▶ **EXERCISE TASK**
Scan the records and identify every line in which the string "offer" occurs, then return those lines.

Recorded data
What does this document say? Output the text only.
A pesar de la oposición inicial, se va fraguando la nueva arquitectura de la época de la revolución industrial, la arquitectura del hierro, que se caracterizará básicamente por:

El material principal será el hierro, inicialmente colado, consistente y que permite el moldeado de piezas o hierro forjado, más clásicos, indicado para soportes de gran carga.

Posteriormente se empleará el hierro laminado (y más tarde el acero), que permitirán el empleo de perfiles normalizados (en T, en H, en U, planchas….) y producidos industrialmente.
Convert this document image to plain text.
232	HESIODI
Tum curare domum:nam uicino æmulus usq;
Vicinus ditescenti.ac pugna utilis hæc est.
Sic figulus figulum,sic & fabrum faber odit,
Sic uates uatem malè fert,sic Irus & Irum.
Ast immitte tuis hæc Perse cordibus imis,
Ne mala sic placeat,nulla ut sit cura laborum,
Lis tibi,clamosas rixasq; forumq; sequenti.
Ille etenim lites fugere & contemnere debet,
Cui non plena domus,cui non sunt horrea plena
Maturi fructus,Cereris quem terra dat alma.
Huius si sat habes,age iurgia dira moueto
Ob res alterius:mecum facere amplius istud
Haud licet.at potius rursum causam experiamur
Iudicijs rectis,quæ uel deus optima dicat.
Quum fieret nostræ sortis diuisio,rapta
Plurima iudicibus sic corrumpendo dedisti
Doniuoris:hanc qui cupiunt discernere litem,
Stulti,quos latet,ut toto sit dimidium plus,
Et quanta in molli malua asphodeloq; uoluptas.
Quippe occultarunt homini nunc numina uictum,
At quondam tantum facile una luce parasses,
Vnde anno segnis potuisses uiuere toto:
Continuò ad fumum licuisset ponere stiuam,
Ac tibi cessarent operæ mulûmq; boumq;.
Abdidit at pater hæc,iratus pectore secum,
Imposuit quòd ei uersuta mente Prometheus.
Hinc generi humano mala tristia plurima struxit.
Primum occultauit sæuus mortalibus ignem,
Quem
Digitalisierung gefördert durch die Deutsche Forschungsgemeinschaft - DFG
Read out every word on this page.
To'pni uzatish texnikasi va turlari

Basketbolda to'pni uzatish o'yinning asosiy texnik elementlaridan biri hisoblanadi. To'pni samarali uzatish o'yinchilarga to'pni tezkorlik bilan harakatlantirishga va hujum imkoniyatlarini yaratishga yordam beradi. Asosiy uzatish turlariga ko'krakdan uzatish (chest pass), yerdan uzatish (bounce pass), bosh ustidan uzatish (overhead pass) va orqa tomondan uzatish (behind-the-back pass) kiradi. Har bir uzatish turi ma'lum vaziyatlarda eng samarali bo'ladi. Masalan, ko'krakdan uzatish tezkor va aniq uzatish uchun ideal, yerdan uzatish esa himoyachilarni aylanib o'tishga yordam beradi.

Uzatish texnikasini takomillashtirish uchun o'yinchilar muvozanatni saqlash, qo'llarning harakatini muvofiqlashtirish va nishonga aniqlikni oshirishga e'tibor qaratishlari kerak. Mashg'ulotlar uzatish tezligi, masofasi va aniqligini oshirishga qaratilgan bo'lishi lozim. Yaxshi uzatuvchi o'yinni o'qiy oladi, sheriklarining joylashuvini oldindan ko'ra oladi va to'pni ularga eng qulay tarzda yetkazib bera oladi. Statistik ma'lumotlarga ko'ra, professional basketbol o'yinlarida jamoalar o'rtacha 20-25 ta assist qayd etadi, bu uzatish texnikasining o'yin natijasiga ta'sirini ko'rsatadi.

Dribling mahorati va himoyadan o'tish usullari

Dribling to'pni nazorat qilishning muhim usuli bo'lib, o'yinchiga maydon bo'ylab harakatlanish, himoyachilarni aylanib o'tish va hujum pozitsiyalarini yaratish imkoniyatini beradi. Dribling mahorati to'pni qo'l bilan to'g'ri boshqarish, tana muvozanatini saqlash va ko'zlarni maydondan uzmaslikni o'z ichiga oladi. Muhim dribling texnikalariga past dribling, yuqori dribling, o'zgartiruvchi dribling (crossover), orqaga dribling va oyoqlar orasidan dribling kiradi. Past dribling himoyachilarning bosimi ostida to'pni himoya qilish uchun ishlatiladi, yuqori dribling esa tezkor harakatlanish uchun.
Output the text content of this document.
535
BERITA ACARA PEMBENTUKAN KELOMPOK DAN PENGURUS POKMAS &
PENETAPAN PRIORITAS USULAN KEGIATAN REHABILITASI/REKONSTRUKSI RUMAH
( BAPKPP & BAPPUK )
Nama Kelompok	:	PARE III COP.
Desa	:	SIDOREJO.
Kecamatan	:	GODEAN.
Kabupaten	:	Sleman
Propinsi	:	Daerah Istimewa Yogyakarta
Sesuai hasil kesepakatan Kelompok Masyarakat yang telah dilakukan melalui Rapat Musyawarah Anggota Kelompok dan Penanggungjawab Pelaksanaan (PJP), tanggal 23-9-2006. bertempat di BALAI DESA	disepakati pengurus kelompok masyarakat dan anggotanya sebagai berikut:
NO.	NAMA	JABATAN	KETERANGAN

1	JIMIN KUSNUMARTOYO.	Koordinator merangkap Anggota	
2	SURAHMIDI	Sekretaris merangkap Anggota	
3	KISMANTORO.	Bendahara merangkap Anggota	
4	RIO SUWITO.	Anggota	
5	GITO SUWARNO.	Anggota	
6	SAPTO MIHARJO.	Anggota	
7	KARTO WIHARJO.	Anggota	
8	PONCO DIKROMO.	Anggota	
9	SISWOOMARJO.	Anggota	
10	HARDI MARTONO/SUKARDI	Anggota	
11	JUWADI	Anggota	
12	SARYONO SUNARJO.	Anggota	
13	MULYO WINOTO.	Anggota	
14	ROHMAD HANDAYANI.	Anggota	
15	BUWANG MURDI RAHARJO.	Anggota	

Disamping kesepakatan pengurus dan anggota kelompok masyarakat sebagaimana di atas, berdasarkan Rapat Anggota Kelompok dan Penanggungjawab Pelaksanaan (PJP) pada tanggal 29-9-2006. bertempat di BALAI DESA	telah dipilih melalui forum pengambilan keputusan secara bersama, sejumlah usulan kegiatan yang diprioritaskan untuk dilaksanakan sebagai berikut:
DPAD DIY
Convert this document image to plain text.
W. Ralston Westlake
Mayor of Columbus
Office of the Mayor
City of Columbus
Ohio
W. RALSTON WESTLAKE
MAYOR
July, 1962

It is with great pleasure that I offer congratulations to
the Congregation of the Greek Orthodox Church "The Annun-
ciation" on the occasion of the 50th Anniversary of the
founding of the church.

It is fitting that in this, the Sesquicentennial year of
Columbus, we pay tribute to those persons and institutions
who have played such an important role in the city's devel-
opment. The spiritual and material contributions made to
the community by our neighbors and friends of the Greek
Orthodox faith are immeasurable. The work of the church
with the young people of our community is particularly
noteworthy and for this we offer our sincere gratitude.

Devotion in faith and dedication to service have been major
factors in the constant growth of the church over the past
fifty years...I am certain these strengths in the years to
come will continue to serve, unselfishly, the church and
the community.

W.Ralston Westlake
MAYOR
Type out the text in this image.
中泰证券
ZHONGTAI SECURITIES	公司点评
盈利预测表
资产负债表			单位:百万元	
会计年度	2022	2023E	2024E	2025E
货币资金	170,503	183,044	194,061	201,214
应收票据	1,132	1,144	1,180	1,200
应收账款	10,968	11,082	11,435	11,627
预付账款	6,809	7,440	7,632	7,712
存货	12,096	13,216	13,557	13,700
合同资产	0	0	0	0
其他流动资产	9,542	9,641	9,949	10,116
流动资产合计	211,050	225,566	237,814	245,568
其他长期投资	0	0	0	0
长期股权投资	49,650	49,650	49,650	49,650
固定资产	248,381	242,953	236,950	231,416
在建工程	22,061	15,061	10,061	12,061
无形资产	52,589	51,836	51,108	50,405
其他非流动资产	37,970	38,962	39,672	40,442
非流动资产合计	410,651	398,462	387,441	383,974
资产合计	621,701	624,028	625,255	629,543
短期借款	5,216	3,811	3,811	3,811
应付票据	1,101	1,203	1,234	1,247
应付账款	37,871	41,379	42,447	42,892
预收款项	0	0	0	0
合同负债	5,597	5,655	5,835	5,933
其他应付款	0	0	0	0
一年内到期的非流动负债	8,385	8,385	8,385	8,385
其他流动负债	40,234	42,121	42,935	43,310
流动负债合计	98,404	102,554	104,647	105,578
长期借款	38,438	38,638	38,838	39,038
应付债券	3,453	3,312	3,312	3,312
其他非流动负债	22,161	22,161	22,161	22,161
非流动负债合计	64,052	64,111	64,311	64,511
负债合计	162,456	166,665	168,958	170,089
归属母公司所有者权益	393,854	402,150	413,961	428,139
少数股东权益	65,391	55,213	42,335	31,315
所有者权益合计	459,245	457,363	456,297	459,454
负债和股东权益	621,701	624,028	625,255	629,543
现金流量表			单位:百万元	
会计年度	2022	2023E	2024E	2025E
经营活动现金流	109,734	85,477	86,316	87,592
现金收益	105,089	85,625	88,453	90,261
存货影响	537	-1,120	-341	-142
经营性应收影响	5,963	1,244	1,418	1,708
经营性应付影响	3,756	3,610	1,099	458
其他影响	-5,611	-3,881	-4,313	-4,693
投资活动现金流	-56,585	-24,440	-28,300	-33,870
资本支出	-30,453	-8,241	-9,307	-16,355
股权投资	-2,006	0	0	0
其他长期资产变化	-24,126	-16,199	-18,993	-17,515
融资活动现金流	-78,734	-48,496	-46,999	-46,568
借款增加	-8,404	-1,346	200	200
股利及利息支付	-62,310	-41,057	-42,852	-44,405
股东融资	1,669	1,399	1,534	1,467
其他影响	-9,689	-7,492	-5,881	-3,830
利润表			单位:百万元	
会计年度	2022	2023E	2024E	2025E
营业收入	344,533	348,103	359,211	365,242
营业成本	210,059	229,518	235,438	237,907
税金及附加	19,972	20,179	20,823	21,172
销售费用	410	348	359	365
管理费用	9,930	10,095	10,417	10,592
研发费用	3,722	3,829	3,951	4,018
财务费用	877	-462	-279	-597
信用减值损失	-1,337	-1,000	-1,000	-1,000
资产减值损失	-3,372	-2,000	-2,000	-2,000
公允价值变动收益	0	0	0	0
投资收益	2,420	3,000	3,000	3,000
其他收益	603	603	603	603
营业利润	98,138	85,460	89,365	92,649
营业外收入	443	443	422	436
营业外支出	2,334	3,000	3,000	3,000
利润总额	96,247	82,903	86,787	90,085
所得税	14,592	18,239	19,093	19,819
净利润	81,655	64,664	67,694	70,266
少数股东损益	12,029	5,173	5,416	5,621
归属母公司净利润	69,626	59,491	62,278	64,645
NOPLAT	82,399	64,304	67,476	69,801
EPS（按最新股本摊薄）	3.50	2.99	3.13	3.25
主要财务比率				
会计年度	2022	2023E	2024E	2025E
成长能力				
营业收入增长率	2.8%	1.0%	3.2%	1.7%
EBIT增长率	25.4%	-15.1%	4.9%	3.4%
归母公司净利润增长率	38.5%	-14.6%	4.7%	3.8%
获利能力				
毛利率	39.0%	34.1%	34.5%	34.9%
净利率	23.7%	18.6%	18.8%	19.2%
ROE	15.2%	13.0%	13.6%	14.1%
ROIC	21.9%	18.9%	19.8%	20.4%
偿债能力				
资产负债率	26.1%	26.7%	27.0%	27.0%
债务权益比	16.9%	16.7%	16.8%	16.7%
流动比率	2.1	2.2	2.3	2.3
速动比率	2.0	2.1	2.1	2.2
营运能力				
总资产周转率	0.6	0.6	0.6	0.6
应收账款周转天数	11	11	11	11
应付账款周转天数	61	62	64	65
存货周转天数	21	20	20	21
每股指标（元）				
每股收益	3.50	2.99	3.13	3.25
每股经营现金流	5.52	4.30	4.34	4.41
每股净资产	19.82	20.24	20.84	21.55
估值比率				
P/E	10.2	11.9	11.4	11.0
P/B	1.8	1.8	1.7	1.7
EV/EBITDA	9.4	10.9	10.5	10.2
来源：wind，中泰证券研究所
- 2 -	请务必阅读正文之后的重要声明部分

▶ **SOLUTION TO THIS PROBLEM**
It is with great pleasure that I offer congratulations to
noteworthy and for this we offer our sincere gratitude.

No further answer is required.